EXERCISE:
Pick out each line containing the string "structured" and copy it.

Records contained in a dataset
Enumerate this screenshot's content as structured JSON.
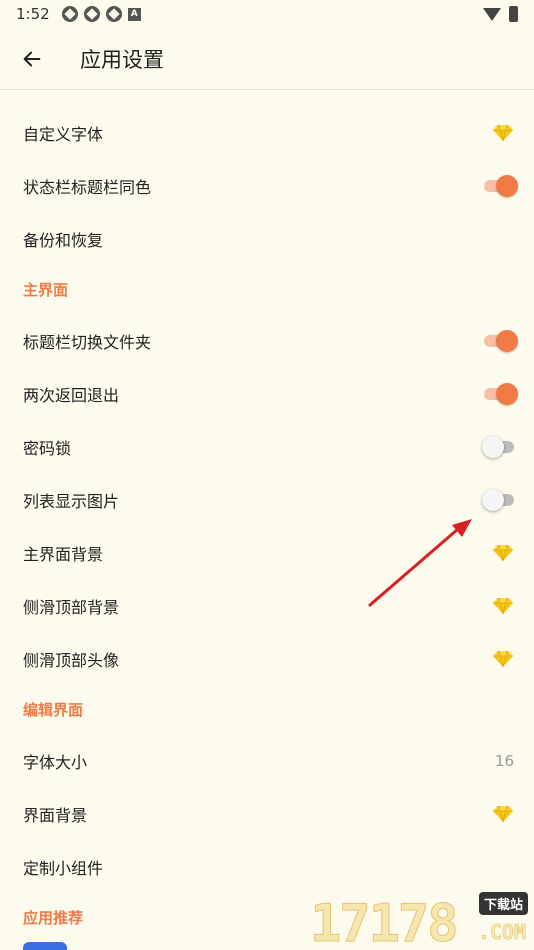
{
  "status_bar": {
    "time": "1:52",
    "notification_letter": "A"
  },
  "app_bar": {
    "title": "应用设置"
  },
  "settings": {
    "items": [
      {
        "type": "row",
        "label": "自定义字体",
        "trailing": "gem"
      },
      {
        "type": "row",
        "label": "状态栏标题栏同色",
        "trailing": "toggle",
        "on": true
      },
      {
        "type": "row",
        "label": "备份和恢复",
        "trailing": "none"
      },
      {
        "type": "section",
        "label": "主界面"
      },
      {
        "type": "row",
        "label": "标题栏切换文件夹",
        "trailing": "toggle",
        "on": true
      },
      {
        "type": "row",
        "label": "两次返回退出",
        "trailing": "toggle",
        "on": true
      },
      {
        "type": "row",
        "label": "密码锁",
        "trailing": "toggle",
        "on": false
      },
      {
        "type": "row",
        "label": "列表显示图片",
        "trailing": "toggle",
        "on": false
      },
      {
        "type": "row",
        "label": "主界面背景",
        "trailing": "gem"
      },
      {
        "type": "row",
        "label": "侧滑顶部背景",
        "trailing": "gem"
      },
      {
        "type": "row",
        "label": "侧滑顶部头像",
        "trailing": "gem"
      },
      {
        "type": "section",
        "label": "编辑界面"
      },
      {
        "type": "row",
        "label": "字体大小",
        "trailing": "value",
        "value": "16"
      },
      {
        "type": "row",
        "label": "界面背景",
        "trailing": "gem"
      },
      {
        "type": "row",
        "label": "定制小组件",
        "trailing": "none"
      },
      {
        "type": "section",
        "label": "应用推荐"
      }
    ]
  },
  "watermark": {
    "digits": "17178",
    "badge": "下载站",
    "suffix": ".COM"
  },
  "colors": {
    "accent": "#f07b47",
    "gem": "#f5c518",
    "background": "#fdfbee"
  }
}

---

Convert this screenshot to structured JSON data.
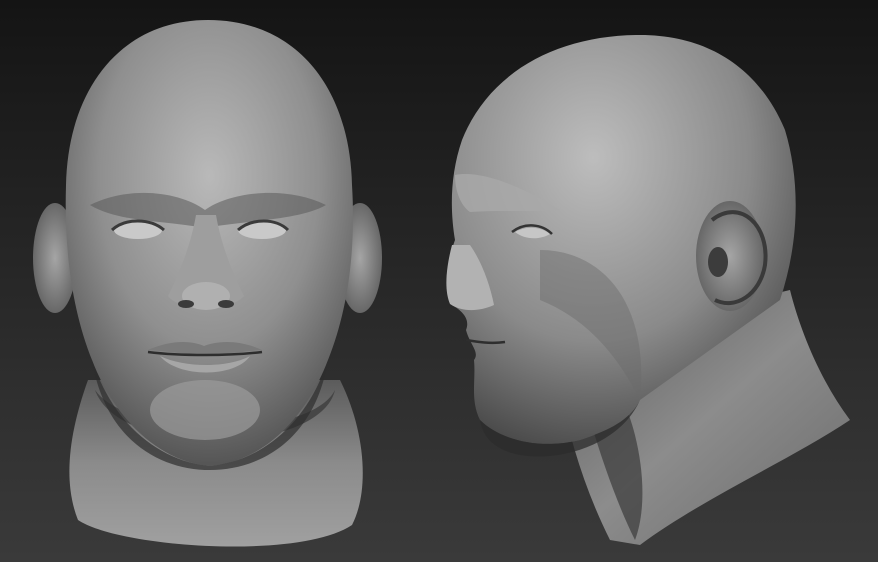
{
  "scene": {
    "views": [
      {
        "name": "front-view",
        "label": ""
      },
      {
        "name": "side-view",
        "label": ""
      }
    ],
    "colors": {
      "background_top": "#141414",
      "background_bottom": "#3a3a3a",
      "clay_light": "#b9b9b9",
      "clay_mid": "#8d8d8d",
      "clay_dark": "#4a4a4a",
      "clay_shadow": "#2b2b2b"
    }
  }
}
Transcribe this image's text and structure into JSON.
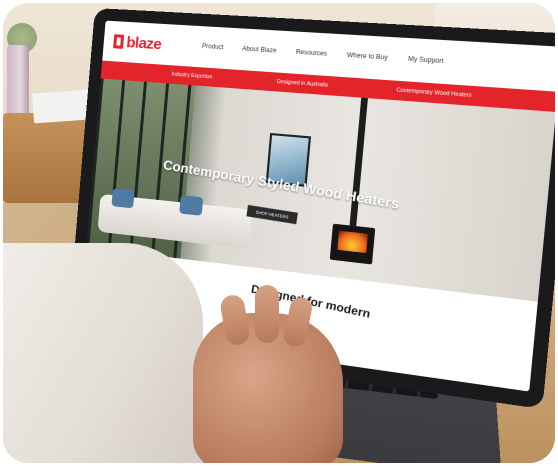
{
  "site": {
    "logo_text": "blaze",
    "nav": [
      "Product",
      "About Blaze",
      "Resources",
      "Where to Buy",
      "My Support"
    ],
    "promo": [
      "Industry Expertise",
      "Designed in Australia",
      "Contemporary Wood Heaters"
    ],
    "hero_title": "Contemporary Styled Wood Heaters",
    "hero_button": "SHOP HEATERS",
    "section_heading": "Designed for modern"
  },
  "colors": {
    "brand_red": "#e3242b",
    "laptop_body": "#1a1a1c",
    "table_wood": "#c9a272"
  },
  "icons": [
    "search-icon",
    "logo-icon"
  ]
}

FINISHED EXERCISE:
Enumerate this screenshot's content as structured JSON.
Convert this screenshot to structured JSON data.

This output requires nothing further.